>> begin Records for this exercise

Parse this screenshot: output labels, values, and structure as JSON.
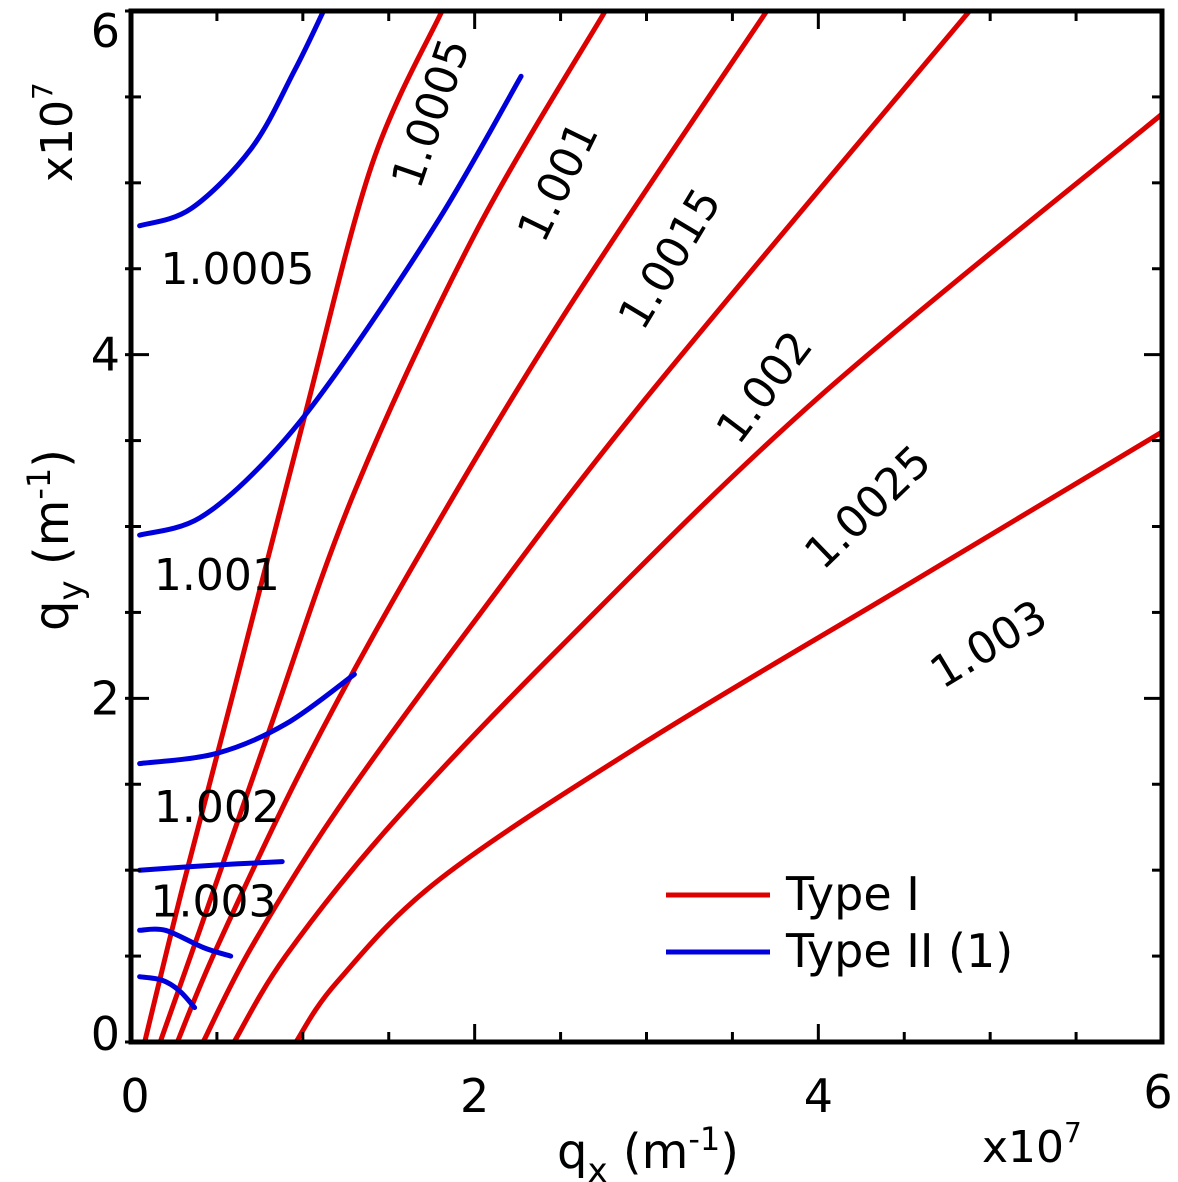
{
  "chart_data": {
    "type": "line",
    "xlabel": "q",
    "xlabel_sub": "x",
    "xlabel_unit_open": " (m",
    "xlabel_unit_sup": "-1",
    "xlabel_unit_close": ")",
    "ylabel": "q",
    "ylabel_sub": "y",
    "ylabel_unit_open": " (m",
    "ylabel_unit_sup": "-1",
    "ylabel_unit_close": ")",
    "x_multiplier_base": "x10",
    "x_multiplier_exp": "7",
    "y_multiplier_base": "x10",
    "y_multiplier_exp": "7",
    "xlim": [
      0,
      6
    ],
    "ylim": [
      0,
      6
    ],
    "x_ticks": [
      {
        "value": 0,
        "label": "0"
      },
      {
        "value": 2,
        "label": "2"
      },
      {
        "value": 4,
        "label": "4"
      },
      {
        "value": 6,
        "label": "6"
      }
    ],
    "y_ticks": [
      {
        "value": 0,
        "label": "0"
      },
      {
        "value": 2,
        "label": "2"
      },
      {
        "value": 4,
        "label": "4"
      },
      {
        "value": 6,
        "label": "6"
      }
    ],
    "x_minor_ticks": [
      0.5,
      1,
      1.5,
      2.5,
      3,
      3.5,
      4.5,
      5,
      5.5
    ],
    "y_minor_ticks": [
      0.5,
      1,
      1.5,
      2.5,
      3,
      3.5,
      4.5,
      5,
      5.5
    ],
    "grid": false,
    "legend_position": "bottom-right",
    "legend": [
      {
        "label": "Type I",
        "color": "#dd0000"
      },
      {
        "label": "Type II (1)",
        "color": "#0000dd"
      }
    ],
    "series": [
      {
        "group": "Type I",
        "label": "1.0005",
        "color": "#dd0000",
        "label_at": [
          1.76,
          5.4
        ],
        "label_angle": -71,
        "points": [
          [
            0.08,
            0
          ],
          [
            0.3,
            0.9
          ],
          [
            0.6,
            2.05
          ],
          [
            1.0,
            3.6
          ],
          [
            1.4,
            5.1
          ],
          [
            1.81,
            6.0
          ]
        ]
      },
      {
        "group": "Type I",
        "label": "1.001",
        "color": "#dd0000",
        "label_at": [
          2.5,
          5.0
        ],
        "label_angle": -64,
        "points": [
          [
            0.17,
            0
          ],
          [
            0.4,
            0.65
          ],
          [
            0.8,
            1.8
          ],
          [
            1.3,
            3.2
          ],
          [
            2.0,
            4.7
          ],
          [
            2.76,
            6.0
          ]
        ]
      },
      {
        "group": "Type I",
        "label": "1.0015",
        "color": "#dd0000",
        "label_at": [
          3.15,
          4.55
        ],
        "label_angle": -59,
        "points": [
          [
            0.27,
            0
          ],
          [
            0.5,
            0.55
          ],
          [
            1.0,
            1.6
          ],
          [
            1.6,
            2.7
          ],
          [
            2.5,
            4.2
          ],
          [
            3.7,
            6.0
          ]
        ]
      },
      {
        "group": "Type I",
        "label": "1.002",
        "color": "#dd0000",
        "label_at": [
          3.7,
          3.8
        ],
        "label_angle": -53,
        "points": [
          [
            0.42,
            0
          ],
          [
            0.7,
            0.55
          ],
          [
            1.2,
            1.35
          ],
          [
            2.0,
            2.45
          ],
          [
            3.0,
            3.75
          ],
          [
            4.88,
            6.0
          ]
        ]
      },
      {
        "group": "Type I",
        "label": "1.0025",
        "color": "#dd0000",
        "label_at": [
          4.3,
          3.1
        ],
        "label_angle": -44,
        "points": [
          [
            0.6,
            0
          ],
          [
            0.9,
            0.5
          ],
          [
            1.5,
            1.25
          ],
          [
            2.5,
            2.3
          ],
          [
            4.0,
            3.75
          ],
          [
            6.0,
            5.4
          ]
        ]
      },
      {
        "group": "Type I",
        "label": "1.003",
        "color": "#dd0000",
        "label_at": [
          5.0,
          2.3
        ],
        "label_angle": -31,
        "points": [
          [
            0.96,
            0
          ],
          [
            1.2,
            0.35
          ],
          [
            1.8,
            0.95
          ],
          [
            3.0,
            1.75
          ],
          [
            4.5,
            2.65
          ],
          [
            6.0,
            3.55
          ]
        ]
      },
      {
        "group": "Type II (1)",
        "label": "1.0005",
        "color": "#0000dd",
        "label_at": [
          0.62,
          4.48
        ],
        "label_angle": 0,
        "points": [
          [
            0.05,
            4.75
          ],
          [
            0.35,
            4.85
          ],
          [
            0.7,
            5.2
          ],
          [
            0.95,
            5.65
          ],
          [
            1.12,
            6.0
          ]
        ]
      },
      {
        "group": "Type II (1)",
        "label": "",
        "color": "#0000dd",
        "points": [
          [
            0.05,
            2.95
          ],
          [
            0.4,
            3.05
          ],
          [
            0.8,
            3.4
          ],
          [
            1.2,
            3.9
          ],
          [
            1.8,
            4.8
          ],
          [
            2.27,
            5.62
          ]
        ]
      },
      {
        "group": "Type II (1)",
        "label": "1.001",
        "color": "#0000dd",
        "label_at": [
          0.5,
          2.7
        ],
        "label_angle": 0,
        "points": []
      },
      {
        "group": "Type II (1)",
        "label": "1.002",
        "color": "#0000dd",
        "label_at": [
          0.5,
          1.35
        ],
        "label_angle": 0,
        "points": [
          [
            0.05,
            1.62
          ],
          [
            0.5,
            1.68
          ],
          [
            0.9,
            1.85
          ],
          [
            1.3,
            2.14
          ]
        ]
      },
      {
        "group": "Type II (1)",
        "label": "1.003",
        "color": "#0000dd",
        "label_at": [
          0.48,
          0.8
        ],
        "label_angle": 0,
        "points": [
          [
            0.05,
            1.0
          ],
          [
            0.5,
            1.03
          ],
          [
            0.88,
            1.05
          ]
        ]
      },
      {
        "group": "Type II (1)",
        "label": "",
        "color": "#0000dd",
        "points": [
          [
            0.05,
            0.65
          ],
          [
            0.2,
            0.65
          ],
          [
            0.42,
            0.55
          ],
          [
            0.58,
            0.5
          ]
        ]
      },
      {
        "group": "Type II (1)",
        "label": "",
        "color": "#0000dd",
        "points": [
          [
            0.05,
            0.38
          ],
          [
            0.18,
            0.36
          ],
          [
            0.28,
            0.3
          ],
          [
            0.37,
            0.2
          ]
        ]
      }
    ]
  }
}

>> end Records for this exercise

**What is needed**: Copy each line of the records precisely and drop any images they hold.

**Task result**:
Parse this screenshot: output labels, values, and structure as JSON.
{
  "chart_data": {
    "type": "line",
    "xlabel": "q",
    "xlabel_sub": "x",
    "xlabel_unit_open": " (m",
    "xlabel_unit_sup": "-1",
    "xlabel_unit_close": ")",
    "ylabel": "q",
    "ylabel_sub": "y",
    "ylabel_unit_open": " (m",
    "ylabel_unit_sup": "-1",
    "ylabel_unit_close": ")",
    "x_multiplier_base": "x10",
    "x_multiplier_exp": "7",
    "y_multiplier_base": "x10",
    "y_multiplier_exp": "7",
    "xlim": [
      0,
      6
    ],
    "ylim": [
      0,
      6
    ],
    "x_ticks": [
      {
        "value": 0,
        "label": "0"
      },
      {
        "value": 2,
        "label": "2"
      },
      {
        "value": 4,
        "label": "4"
      },
      {
        "value": 6,
        "label": "6"
      }
    ],
    "y_ticks": [
      {
        "value": 0,
        "label": "0"
      },
      {
        "value": 2,
        "label": "2"
      },
      {
        "value": 4,
        "label": "4"
      },
      {
        "value": 6,
        "label": "6"
      }
    ],
    "x_minor_ticks": [
      0.5,
      1,
      1.5,
      2.5,
      3,
      3.5,
      4.5,
      5,
      5.5
    ],
    "y_minor_ticks": [
      0.5,
      1,
      1.5,
      2.5,
      3,
      3.5,
      4.5,
      5,
      5.5
    ],
    "grid": false,
    "legend_position": "bottom-right",
    "legend": [
      {
        "label": "Type I",
        "color": "#dd0000"
      },
      {
        "label": "Type II (1)",
        "color": "#0000dd"
      }
    ],
    "series": [
      {
        "group": "Type I",
        "label": "1.0005",
        "color": "#dd0000",
        "label_at": [
          1.76,
          5.4
        ],
        "label_angle": -71,
        "points": [
          [
            0.08,
            0
          ],
          [
            0.3,
            0.9
          ],
          [
            0.6,
            2.05
          ],
          [
            1.0,
            3.6
          ],
          [
            1.4,
            5.1
          ],
          [
            1.81,
            6.0
          ]
        ]
      },
      {
        "group": "Type I",
        "label": "1.001",
        "color": "#dd0000",
        "label_at": [
          2.5,
          5.0
        ],
        "label_angle": -64,
        "points": [
          [
            0.17,
            0
          ],
          [
            0.4,
            0.65
          ],
          [
            0.8,
            1.8
          ],
          [
            1.3,
            3.2
          ],
          [
            2.0,
            4.7
          ],
          [
            2.76,
            6.0
          ]
        ]
      },
      {
        "group": "Type I",
        "label": "1.0015",
        "color": "#dd0000",
        "label_at": [
          3.15,
          4.55
        ],
        "label_angle": -59,
        "points": [
          [
            0.27,
            0
          ],
          [
            0.5,
            0.55
          ],
          [
            1.0,
            1.6
          ],
          [
            1.6,
            2.7
          ],
          [
            2.5,
            4.2
          ],
          [
            3.7,
            6.0
          ]
        ]
      },
      {
        "group": "Type I",
        "label": "1.002",
        "color": "#dd0000",
        "label_at": [
          3.7,
          3.8
        ],
        "label_angle": -53,
        "points": [
          [
            0.42,
            0
          ],
          [
            0.7,
            0.55
          ],
          [
            1.2,
            1.35
          ],
          [
            2.0,
            2.45
          ],
          [
            3.0,
            3.75
          ],
          [
            4.88,
            6.0
          ]
        ]
      },
      {
        "group": "Type I",
        "label": "1.0025",
        "color": "#dd0000",
        "label_at": [
          4.3,
          3.1
        ],
        "label_angle": -44,
        "points": [
          [
            0.6,
            0
          ],
          [
            0.9,
            0.5
          ],
          [
            1.5,
            1.25
          ],
          [
            2.5,
            2.3
          ],
          [
            4.0,
            3.75
          ],
          [
            6.0,
            5.4
          ]
        ]
      },
      {
        "group": "Type I",
        "label": "1.003",
        "color": "#dd0000",
        "label_at": [
          5.0,
          2.3
        ],
        "label_angle": -31,
        "points": [
          [
            0.96,
            0
          ],
          [
            1.2,
            0.35
          ],
          [
            1.8,
            0.95
          ],
          [
            3.0,
            1.75
          ],
          [
            4.5,
            2.65
          ],
          [
            6.0,
            3.55
          ]
        ]
      },
      {
        "group": "Type II (1)",
        "label": "1.0005",
        "color": "#0000dd",
        "label_at": [
          0.62,
          4.48
        ],
        "label_angle": 0,
        "points": [
          [
            0.05,
            4.75
          ],
          [
            0.35,
            4.85
          ],
          [
            0.7,
            5.2
          ],
          [
            0.95,
            5.65
          ],
          [
            1.12,
            6.0
          ]
        ]
      },
      {
        "group": "Type II (1)",
        "label": "",
        "color": "#0000dd",
        "points": [
          [
            0.05,
            2.95
          ],
          [
            0.4,
            3.05
          ],
          [
            0.8,
            3.4
          ],
          [
            1.2,
            3.9
          ],
          [
            1.8,
            4.8
          ],
          [
            2.27,
            5.62
          ]
        ]
      },
      {
        "group": "Type II (1)",
        "label": "1.001",
        "color": "#0000dd",
        "label_at": [
          0.5,
          2.7
        ],
        "label_angle": 0,
        "points": []
      },
      {
        "group": "Type II (1)",
        "label": "1.002",
        "color": "#0000dd",
        "label_at": [
          0.5,
          1.35
        ],
        "label_angle": 0,
        "points": [
          [
            0.05,
            1.62
          ],
          [
            0.5,
            1.68
          ],
          [
            0.9,
            1.85
          ],
          [
            1.3,
            2.14
          ]
        ]
      },
      {
        "group": "Type II (1)",
        "label": "1.003",
        "color": "#0000dd",
        "label_at": [
          0.48,
          0.8
        ],
        "label_angle": 0,
        "points": [
          [
            0.05,
            1.0
          ],
          [
            0.5,
            1.03
          ],
          [
            0.88,
            1.05
          ]
        ]
      },
      {
        "group": "Type II (1)",
        "label": "",
        "color": "#0000dd",
        "points": [
          [
            0.05,
            0.65
          ],
          [
            0.2,
            0.65
          ],
          [
            0.42,
            0.55
          ],
          [
            0.58,
            0.5
          ]
        ]
      },
      {
        "group": "Type II (1)",
        "label": "",
        "color": "#0000dd",
        "points": [
          [
            0.05,
            0.38
          ],
          [
            0.18,
            0.36
          ],
          [
            0.28,
            0.3
          ],
          [
            0.37,
            0.2
          ]
        ]
      }
    ]
  }
}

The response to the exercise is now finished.